- [DIRECTION]:
Lines containing the word "DailyReport" need to be counted. Please reply with how many there are, and nothing else.
----------------
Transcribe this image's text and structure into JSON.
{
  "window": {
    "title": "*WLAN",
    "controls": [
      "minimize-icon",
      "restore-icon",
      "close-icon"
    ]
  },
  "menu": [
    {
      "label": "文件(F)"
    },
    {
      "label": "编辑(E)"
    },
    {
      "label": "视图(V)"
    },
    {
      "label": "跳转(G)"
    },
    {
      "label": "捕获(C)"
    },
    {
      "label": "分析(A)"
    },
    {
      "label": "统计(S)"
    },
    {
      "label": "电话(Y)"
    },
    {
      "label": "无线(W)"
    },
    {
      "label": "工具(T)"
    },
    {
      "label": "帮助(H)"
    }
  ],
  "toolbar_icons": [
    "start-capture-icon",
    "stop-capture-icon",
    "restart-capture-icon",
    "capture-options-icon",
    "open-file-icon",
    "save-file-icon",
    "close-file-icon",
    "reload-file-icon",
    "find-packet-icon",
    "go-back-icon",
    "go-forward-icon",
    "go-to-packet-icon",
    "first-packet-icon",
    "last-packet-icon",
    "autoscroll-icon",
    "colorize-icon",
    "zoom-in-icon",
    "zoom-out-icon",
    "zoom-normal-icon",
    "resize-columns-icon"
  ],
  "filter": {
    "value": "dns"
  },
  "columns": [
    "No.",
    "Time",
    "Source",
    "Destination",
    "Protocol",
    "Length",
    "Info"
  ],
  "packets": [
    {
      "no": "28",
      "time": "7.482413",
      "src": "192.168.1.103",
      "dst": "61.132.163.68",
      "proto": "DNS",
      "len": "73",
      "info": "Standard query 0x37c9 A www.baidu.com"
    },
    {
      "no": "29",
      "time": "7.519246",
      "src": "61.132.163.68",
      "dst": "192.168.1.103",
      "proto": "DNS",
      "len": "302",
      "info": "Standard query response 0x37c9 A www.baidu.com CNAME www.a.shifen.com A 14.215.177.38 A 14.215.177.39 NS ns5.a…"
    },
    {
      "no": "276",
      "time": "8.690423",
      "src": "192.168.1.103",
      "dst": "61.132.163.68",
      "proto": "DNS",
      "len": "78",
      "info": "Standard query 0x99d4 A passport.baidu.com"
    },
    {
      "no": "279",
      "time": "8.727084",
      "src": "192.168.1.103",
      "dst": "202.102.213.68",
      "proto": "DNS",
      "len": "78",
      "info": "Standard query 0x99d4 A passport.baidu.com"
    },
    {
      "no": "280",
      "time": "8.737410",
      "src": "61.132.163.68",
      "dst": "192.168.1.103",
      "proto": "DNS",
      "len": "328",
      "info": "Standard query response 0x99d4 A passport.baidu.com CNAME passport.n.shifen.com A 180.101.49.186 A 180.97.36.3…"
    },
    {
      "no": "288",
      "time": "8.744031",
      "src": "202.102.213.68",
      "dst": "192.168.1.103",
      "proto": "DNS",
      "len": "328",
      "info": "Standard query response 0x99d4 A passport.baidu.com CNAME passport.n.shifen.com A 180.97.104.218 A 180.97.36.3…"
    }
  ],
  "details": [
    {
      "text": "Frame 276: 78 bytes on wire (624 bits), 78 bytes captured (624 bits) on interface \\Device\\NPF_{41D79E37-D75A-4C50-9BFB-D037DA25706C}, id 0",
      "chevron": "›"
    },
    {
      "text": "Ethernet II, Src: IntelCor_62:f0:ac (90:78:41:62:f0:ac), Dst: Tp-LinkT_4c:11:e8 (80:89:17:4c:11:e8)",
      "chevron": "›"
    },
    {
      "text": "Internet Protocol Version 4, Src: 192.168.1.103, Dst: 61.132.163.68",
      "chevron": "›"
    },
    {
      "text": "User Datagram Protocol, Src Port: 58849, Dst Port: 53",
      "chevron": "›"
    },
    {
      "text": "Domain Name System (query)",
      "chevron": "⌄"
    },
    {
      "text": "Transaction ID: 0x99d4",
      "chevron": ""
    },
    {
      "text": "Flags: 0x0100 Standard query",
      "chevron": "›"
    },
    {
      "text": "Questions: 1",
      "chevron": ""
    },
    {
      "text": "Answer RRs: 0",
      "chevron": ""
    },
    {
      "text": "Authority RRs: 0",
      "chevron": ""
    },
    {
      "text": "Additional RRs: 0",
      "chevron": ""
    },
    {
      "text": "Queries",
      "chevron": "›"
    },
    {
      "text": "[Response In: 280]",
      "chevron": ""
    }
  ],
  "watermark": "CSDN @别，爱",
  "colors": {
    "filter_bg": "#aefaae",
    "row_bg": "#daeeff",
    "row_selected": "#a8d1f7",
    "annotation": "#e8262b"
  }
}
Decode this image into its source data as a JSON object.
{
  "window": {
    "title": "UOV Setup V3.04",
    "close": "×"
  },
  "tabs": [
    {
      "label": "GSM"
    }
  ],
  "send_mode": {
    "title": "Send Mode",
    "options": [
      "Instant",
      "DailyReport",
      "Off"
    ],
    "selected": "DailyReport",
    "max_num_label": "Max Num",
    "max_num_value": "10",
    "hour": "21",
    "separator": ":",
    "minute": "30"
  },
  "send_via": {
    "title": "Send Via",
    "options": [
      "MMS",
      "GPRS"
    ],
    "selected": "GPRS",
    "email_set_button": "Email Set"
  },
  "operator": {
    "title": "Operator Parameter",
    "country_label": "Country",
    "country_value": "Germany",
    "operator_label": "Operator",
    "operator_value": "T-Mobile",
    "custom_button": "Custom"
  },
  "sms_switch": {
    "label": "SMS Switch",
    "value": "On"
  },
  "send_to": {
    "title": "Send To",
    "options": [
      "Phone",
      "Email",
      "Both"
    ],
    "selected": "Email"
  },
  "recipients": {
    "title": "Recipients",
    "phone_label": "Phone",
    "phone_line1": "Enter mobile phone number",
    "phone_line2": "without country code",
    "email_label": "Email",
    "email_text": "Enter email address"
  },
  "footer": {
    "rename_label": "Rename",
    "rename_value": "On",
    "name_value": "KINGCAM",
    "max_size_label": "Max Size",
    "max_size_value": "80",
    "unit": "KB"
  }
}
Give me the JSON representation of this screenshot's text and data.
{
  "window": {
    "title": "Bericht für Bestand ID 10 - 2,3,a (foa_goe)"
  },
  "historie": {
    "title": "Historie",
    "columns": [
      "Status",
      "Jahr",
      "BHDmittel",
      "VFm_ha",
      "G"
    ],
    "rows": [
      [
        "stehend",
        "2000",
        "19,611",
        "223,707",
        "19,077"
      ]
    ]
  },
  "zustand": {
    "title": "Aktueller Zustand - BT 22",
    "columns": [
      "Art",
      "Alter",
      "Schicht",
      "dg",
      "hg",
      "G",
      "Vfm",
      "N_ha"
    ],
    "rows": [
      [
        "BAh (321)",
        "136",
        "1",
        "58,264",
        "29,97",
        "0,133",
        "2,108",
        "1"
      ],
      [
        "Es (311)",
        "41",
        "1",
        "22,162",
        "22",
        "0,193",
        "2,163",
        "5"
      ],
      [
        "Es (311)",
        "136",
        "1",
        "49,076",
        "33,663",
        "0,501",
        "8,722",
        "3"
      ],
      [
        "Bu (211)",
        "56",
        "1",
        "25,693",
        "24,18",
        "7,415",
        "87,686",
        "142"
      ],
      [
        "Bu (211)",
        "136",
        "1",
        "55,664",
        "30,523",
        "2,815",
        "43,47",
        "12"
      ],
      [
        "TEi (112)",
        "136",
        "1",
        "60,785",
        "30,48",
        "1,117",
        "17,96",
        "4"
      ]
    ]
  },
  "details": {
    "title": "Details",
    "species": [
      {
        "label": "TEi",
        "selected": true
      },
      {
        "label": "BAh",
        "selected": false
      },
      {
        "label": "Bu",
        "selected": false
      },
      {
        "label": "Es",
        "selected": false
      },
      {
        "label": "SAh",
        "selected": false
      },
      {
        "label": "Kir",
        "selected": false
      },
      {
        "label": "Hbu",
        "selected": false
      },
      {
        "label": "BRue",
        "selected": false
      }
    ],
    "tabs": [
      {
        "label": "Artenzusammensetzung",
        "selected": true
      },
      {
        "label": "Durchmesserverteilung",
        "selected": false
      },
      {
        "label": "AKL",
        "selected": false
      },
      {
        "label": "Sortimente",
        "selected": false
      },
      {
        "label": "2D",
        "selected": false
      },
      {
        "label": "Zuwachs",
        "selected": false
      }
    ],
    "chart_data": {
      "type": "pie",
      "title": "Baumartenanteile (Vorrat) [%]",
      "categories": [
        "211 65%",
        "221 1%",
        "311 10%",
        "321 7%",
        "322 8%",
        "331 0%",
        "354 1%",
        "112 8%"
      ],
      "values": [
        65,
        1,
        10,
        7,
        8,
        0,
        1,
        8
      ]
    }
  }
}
----------------
- [FINISHED TASK]:
2